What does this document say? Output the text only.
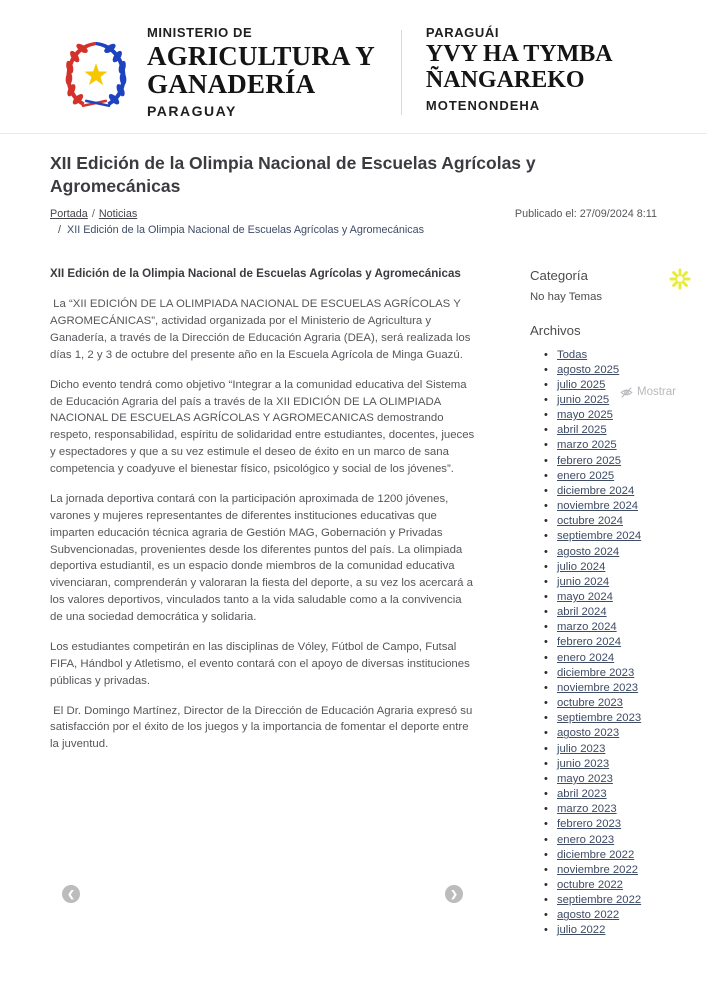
MINISTERIO DE
AGRICULTURA Y
GANADERÍA
PARAGUAY
PARAGUÁI
YVY HA TYMBA
ÑANGAREKO
MOTENONDEHA
XII Edición de la Olimpia Nacional de Escuelas Agrícolas y Agromecánicas
Portada / Noticias	Publicado el: 27/09/2024 8:11
/ XII Edición de la Olimpia Nacional de Escuelas Agrícolas y Agromecánicas
XII Edición de la Olimpia Nacional de Escuelas Agrícolas y Agromecánicas

La “XII EDICIÓN DE LA OLIMPIADA NACIONAL DE ESCUELAS AGRÍCOLAS Y AGROMECÁNICAS”, actividad organizada por el Ministerio de Agricultura y Ganadería, a través de la Dirección de Educación Agraria (DEA), será realizada los días 1, 2 y 3 de octubre del presente año en la Escuela Agrícola de Minga Guazú.

Dicho evento tendrá como objetivo “Integrar a la comunidad educativa del Sistema de Educación Agraria del país a través de la XII EDICIÓN DE LA OLIMPIADA NACIONAL DE ESCUELAS AGRÍCOLAS Y AGROMECANICAS demostrando respeto, responsabilidad, espíritu de solidaridad entre estudiantes, docentes, jueces y espectadores y que a su vez estimule el deseo de éxito en un marco de sana competencia y coadyuve el bienestar físico, psicológico y social de los jóvenes”.

La jornada deportiva contará con la participación aproximada de 1200 jóvenes, varones y mujeres representantes de diferentes instituciones educativas que imparten educación técnica agraria de Gestión MAG, Gobernación y Privadas Subvencionadas, provenientes desde los diferentes puntos del país. La olimpiada deportiva estudiantil, es un espacio donde miembros de la comunidad educativa vivenciaran, comprenderán y valoraran la fiesta del deporte, a su vez los acercará a los valores deportivos, vinculados tanto a la vida saludable como a la convivencia de una sociedad democrática y solidaria.

Los estudiantes competirán en las disciplinas de Vóley, Fútbol de Campo, Futsal FIFA, Hándbol y Atletismo, el evento contará con el apoyo de diversas instituciones públicas y privadas.

El Dr. Domingo Martínez, Director de la Dirección de Educación Agraria expresó su satisfacción por el éxito de los juegos y la importancia de fomentar el deporte entre la juventud.

❮	❯
Categoría
No hay Temas
Archivos
• Todas
• agosto 2025
• julio 2025
• junio 2025
• mayo 2025
• abril 2025
• marzo 2025
• febrero 2025
• enero 2025
• diciembre 2024
• noviembre 2024
• octubre 2024
• septiembre 2024
• agosto 2024
• julio 2024
• junio 2024
• mayo 2024
• abril 2024
• marzo 2024
• febrero 2024
• enero 2024
• diciembre 2023
• noviembre 2023
• octubre 2023
• septiembre 2023
• agosto 2023
• julio 2023
• junio 2023
• mayo 2023
• abril 2023
• marzo 2023
• febrero 2023
• enero 2023
• diciembre 2022
• noviembre 2022
• octubre 2022
• septiembre 2022
• agosto 2022
• julio 2022
Mostrar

__________

→ **The problem**: Pull out all lines in the data above that include "instituciones".

→ **Answer in full**:
La jornada deportiva contará con la participación aproximada de 1200 jóvenes, varones y mujeres representantes de diferentes instituciones educativas que imparten educación técnica agraria de Gestión MAG, Gobernación y Privadas Subvencionadas, provenientes desde los diferentes puntos del país. La olimpiada deportiva estudiantil, es un espacio donde miembros de la comunidad educativa vivenciaran, comprenderán y valoraran la fiesta del deporte, a su vez los acercará a los valores deportivos, vinculados tanto a la vida saludable como a la convivencia de una sociedad democrática y solidaria.
Los estudiantes competirán en las disciplinas de Vóley, Fútbol de Campo, Futsal FIFA, Hándbol y Atletismo, el evento contará con el apoyo de diversas instituciones públicas y privadas.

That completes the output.